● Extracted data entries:
• • • • •

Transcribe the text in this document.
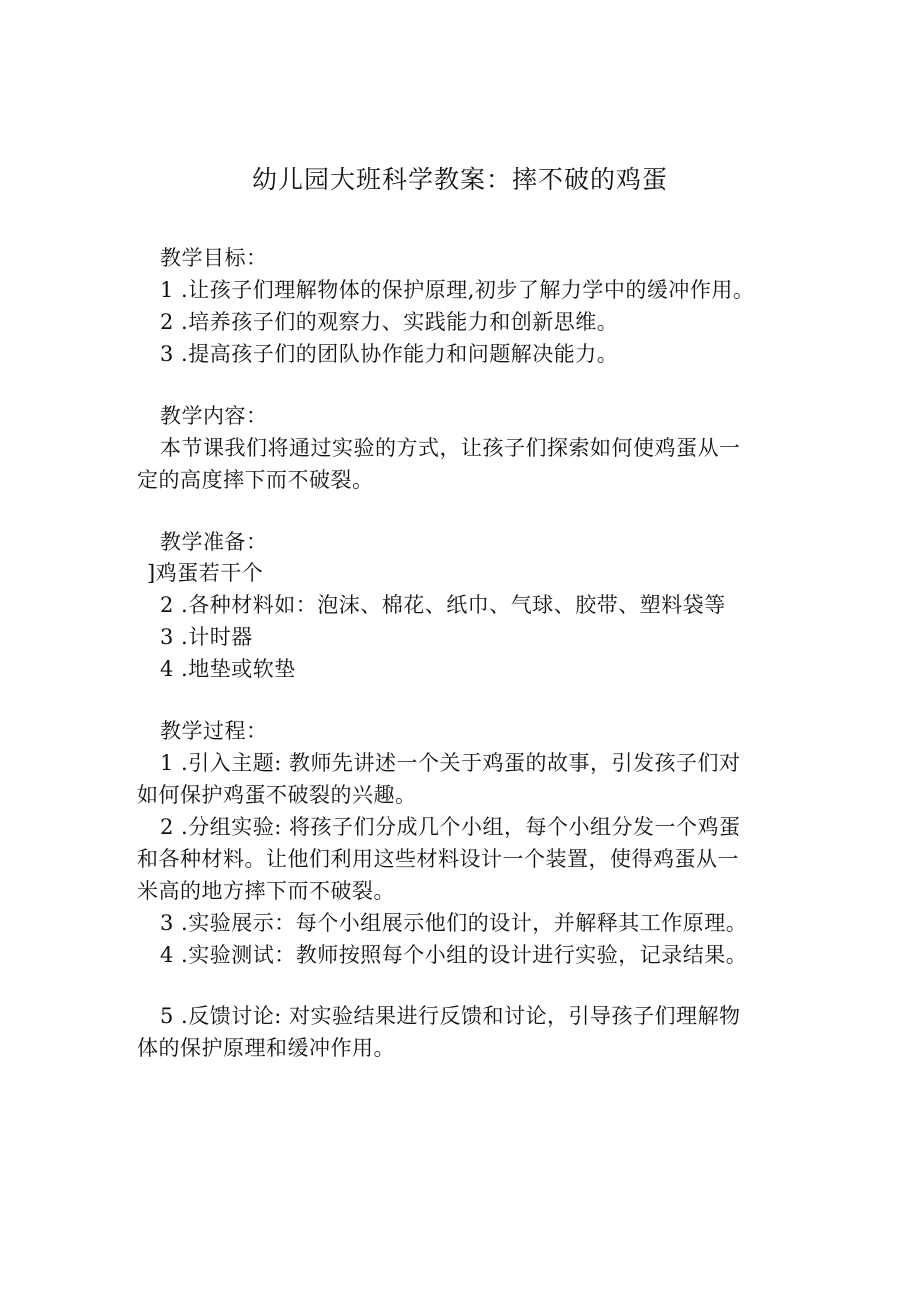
幼儿园大班科学教案：摔不破的鸡蛋
教学目标：
1 .让孩子们理解物体的保护原理,初步了解力学中的缓冲作用。
2 .培养孩子们的观察力、实践能力和创新思维。
3 .提高孩子们的团队协作能力和问题解决能力。
教学内容：
本节课我们将通过实验的方式，让孩子们探索如何使鸡蛋从一
定的高度摔下而不破裂。
教学准备：
]鸡蛋若干个
2 .各种材料如：泡沫、棉花、纸巾、气球、胶带、塑料袋等
3 .计时器
4 .地垫或软垫
教学过程：
1 .引入主题: 教师先讲述一个关于鸡蛋的故事，引发孩子们对
如何保护鸡蛋不破裂的兴趣。
2 .分组实验: 将孩子们分成几个小组，每个小组分发一个鸡蛋
和各种材料。让他们利用这些材料设计一个装置，使得鸡蛋从一
米高的地方摔下而不破裂。
3 .实验展示：每个小组展示他们的设计，并解释其工作原理。
4 .实验测试：教师按照每个小组的设计进行实验，记录结果。
5 .反馈讨论: 对实验结果进行反馈和讨论，引导孩子们理解物
体的保护原理和缓冲作用。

• • • • •

Print all of the records shown above exactly, leaving out each picture.

● The answer:
Transcribe the text in this document.
幼儿园大班科学教案：摔不破的鸡蛋
教学目标：
1 .让孩子们理解物体的保护原理,初步了解力学中的缓冲作用。
2 .培养孩子们的观察力、实践能力和创新思维。
3 .提高孩子们的团队协作能力和问题解决能力。
教学内容：
本节课我们将通过实验的方式，让孩子们探索如何使鸡蛋从一
定的高度摔下而不破裂。
教学准备：
]鸡蛋若干个
2 .各种材料如：泡沫、棉花、纸巾、气球、胶带、塑料袋等
3 .计时器
4 .地垫或软垫
教学过程：
1 .引入主题: 教师先讲述一个关于鸡蛋的故事，引发孩子们对
如何保护鸡蛋不破裂的兴趣。
2 .分组实验: 将孩子们分成几个小组，每个小组分发一个鸡蛋
和各种材料。让他们利用这些材料设计一个装置，使得鸡蛋从一
米高的地方摔下而不破裂。
3 .实验展示：每个小组展示他们的设计，并解释其工作原理。
4 .实验测试：教师按照每个小组的设计进行实验，记录结果。
5 .反馈讨论: 对实验结果进行反馈和讨论，引导孩子们理解物
体的保护原理和缓冲作用。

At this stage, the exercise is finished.